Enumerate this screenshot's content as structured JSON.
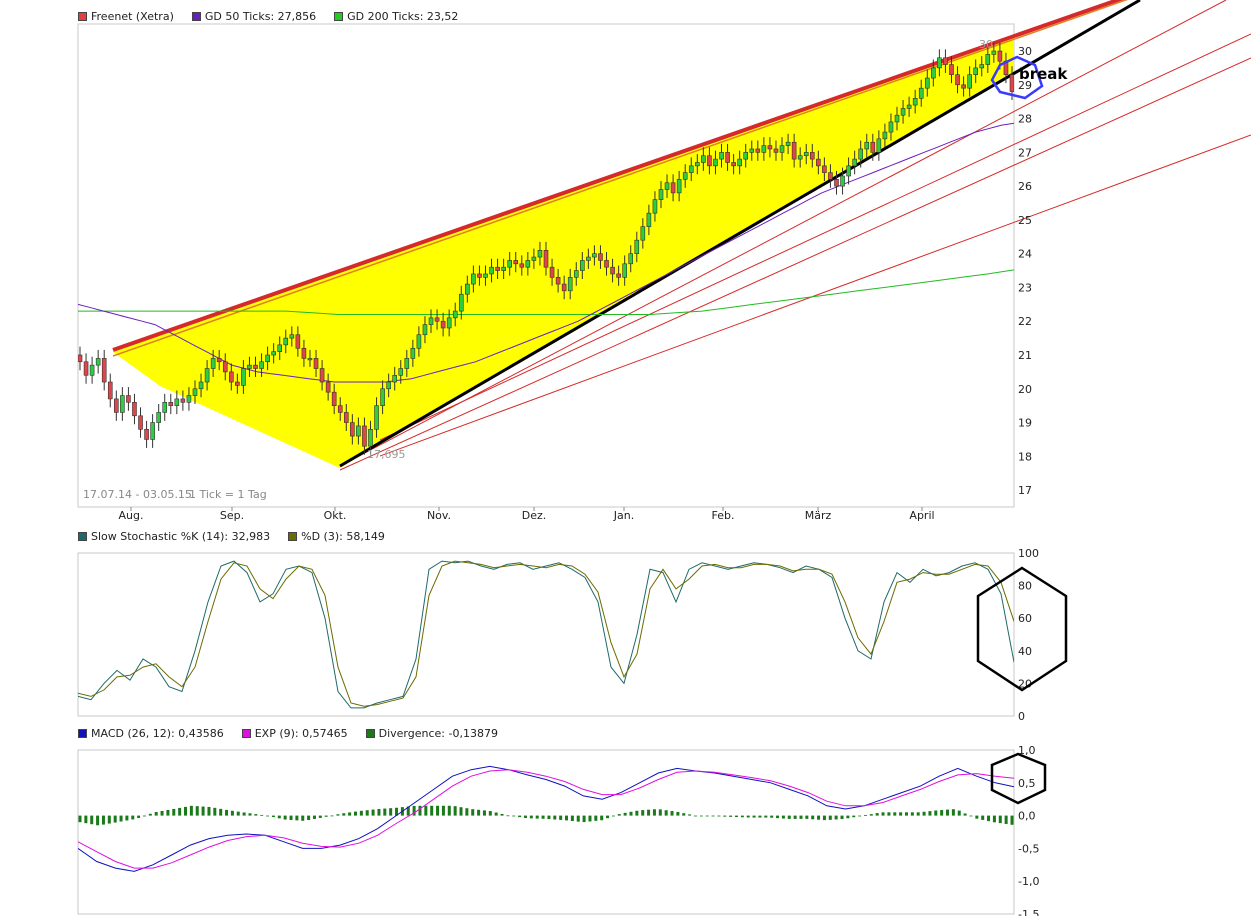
{
  "colors": {
    "price_up": "#2ecc40",
    "price_down": "#e0454b",
    "gd50": "#6a1fbf",
    "gd200": "#22bb22",
    "wedge_fill": "#ffff00",
    "channel": "#d62a2a",
    "stoch_k": "#1e6a6a",
    "stoch_d": "#6b6b00",
    "macd": "#1010c0",
    "exp": "#e010e0",
    "divergence": "#1a7a1a"
  },
  "legends": {
    "price": [
      {
        "label": "Freenet (Xetra)",
        "color": "#e04040"
      },
      {
        "label": "GD 50 Ticks: 27,856",
        "color": "#6a1fbf"
      },
      {
        "label": "GD 200 Ticks: 23,52",
        "color": "#22cc22"
      }
    ],
    "stoch": [
      {
        "label": "Slow Stochastic %K (14): 32,983",
        "color": "#1e6a6a"
      },
      {
        "label": "%D (3): 58,149",
        "color": "#6b6b00"
      }
    ],
    "macd": [
      {
        "label": "MACD (26, 12): 0,43586",
        "color": "#1010c0"
      },
      {
        "label": "EXP (9): 0,57465",
        "color": "#e010e0"
      },
      {
        "label": "Divergence: -0,13879",
        "color": "#1a7a1a"
      }
    ]
  },
  "chart_data": [
    {
      "type": "candlestick",
      "period_label": "17.07.14 - 03.05.15",
      "tick_label": "1 Tick = 1 Tag",
      "low_annotation": "17,695",
      "high_annotation": "30",
      "break_annotation": "break",
      "y_ticks": [
        "17",
        "18",
        "19",
        "20",
        "21",
        "22",
        "23",
        "24",
        "25",
        "26",
        "27",
        "28",
        "29",
        "30"
      ],
      "ylim": [
        16.5,
        30.8
      ],
      "x_ticks": [
        "Aug.",
        "Sep.",
        "Okt.",
        "Nov.",
        "Dez.",
        "Jan.",
        "Feb.",
        "März",
        "April"
      ],
      "close": [
        20.8,
        20.4,
        20.7,
        20.9,
        20.2,
        19.7,
        19.3,
        19.8,
        19.6,
        19.2,
        18.8,
        18.5,
        19.0,
        19.3,
        19.6,
        19.5,
        19.7,
        19.6,
        19.8,
        20.0,
        20.2,
        20.6,
        20.9,
        20.8,
        20.5,
        20.2,
        20.1,
        20.6,
        20.7,
        20.6,
        20.8,
        21.0,
        21.1,
        21.3,
        21.5,
        21.6,
        21.2,
        20.9,
        20.9,
        20.6,
        20.2,
        19.9,
        19.5,
        19.3,
        19.0,
        18.6,
        18.9,
        18.3,
        18.8,
        19.5,
        20.0,
        20.2,
        20.4,
        20.6,
        20.9,
        21.2,
        21.6,
        21.9,
        22.1,
        22.0,
        21.8,
        22.1,
        22.3,
        22.8,
        23.1,
        23.4,
        23.3,
        23.4,
        23.6,
        23.5,
        23.6,
        23.8,
        23.7,
        23.6,
        23.8,
        23.9,
        24.1,
        23.6,
        23.3,
        23.1,
        22.9,
        23.3,
        23.5,
        23.8,
        23.9,
        24.0,
        23.8,
        23.6,
        23.4,
        23.3,
        23.7,
        24.0,
        24.4,
        24.8,
        25.2,
        25.6,
        25.9,
        26.1,
        25.8,
        26.2,
        26.4,
        26.6,
        26.7,
        26.9,
        26.6,
        26.8,
        27.0,
        26.7,
        26.6,
        26.8,
        27.0,
        27.1,
        27.0,
        27.2,
        27.1,
        27.0,
        27.2,
        27.3,
        26.8,
        26.9,
        27.0,
        26.8,
        26.6,
        26.4,
        26.2,
        26.0,
        26.3,
        26.6,
        26.8,
        27.1,
        27.3,
        27.0,
        27.4,
        27.6,
        27.9,
        28.1,
        28.3,
        28.4,
        28.6,
        28.9,
        29.2,
        29.5,
        29.8,
        29.6,
        29.3,
        29.0,
        28.9,
        29.3,
        29.5,
        29.6,
        29.9,
        30.0,
        29.7,
        29.3,
        28.8
      ],
      "gd50": [
        22.5,
        22.4,
        22.3,
        22.2,
        22.1,
        22.0,
        21.9,
        21.7,
        21.5,
        21.3,
        21.1,
        20.9,
        20.7,
        20.6,
        20.5,
        20.45,
        20.4,
        20.35,
        20.3,
        20.25,
        20.2,
        20.2,
        20.2,
        20.2,
        20.2,
        20.25,
        20.3,
        20.4,
        20.5,
        20.6,
        20.7,
        20.8,
        20.95,
        21.1,
        21.25,
        21.4,
        21.55,
        21.7,
        21.85,
        22.0,
        22.2,
        22.4,
        22.6,
        22.8,
        23.0,
        23.2,
        23.4,
        23.6,
        23.8,
        24.0,
        24.2,
        24.4,
        24.6,
        24.8,
        25.0,
        25.2,
        25.4,
        25.6,
        25.8,
        25.95,
        26.1,
        26.25,
        26.4,
        26.55,
        26.7,
        26.85,
        27.0,
        27.15,
        27.3,
        27.45,
        27.6,
        27.7,
        27.8,
        27.86
      ],
      "gd200": [
        22.3,
        22.3,
        22.3,
        22.3,
        22.3,
        22.3,
        22.3,
        22.3,
        22.3,
        22.25,
        22.2,
        22.2,
        22.2,
        22.2,
        22.2,
        22.2,
        22.2,
        22.2,
        22.2,
        22.2,
        22.2,
        22.2,
        22.2,
        22.25,
        22.3,
        22.4,
        22.5,
        22.6,
        22.7,
        22.8,
        22.9,
        23.0,
        23.1,
        23.2,
        23.3,
        23.4,
        23.52
      ]
    },
    {
      "type": "line",
      "title": "Slow Stochastic",
      "y_ticks": [
        "0",
        "20",
        "40",
        "60",
        "80",
        "100"
      ],
      "ylim": [
        0,
        100
      ],
      "series": [
        {
          "name": "%K",
          "values": [
            12,
            10,
            20,
            28,
            22,
            35,
            30,
            18,
            15,
            40,
            70,
            92,
            95,
            88,
            70,
            75,
            90,
            92,
            88,
            60,
            15,
            5,
            5,
            8,
            10,
            12,
            35,
            90,
            95,
            94,
            95,
            92,
            90,
            93,
            94,
            90,
            92,
            94,
            90,
            85,
            70,
            30,
            20,
            50,
            90,
            88,
            70,
            90,
            94,
            92,
            90,
            92,
            94,
            93,
            91,
            88,
            92,
            90,
            85,
            60,
            40,
            35,
            70,
            88,
            82,
            90,
            86,
            88,
            92,
            94,
            90,
            75,
            33
          ]
        },
        {
          "name": "%D",
          "values": [
            14,
            12,
            16,
            24,
            25,
            30,
            32,
            24,
            18,
            30,
            58,
            84,
            94,
            92,
            78,
            72,
            84,
            92,
            90,
            74,
            30,
            8,
            6,
            7,
            9,
            11,
            24,
            74,
            92,
            95,
            94,
            93,
            91,
            92,
            93,
            92,
            91,
            93,
            92,
            87,
            76,
            45,
            24,
            38,
            78,
            90,
            78,
            84,
            92,
            93,
            91,
            91,
            93,
            93,
            92,
            89,
            90,
            90,
            87,
            70,
            48,
            38,
            58,
            82,
            84,
            88,
            87,
            87,
            90,
            93,
            92,
            82,
            58
          ]
        }
      ]
    },
    {
      "type": "line",
      "title": "MACD",
      "y_ticks": [
        "1,0",
        "0,5",
        "0,0",
        "-0,5",
        "-1,0",
        "-1,5"
      ],
      "ylim": [
        -1.5,
        1.0
      ],
      "series": [
        {
          "name": "MACD",
          "values": [
            -0.5,
            -0.7,
            -0.8,
            -0.85,
            -0.75,
            -0.6,
            -0.45,
            -0.35,
            -0.3,
            -0.28,
            -0.3,
            -0.4,
            -0.5,
            -0.5,
            -0.45,
            -0.35,
            -0.2,
            0.0,
            0.2,
            0.4,
            0.6,
            0.7,
            0.75,
            0.7,
            0.62,
            0.55,
            0.45,
            0.3,
            0.25,
            0.35,
            0.5,
            0.65,
            0.72,
            0.68,
            0.65,
            0.6,
            0.55,
            0.5,
            0.4,
            0.3,
            0.15,
            0.1,
            0.15,
            0.25,
            0.35,
            0.45,
            0.6,
            0.72,
            0.6,
            0.5,
            0.44
          ]
        },
        {
          "name": "EXP",
          "values": [
            -0.4,
            -0.55,
            -0.7,
            -0.8,
            -0.8,
            -0.72,
            -0.6,
            -0.48,
            -0.38,
            -0.32,
            -0.3,
            -0.34,
            -0.42,
            -0.47,
            -0.48,
            -0.42,
            -0.3,
            -0.12,
            0.05,
            0.25,
            0.45,
            0.6,
            0.68,
            0.7,
            0.66,
            0.6,
            0.52,
            0.4,
            0.32,
            0.32,
            0.42,
            0.55,
            0.66,
            0.68,
            0.66,
            0.62,
            0.58,
            0.53,
            0.45,
            0.35,
            0.22,
            0.15,
            0.15,
            0.2,
            0.3,
            0.4,
            0.52,
            0.62,
            0.64,
            0.6,
            0.57
          ]
        }
      ],
      "divergence": [
        -0.1,
        -0.15,
        -0.1,
        -0.05,
        0.05,
        0.1,
        0.15,
        0.13,
        0.08,
        0.04,
        0.0,
        -0.06,
        -0.08,
        -0.03,
        0.03,
        0.07,
        0.1,
        0.12,
        0.15,
        0.15,
        0.15,
        0.1,
        0.07,
        0.0,
        -0.04,
        -0.05,
        -0.07,
        -0.1,
        -0.07,
        0.03,
        0.08,
        0.1,
        0.06,
        0.0,
        -0.01,
        -0.02,
        -0.03,
        -0.03,
        -0.05,
        -0.05,
        -0.07,
        -0.05,
        0.0,
        0.05,
        0.05,
        0.05,
        0.08,
        0.1,
        -0.04,
        -0.1,
        -0.14
      ]
    }
  ]
}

________________

WRITTEN EXERCISE: Show every line above in which the word "Stochastic" occurs.

FINAL RESULT:
        "label": "Slow Stochastic %K (14): 32,983",
      "title": "Slow Stochastic",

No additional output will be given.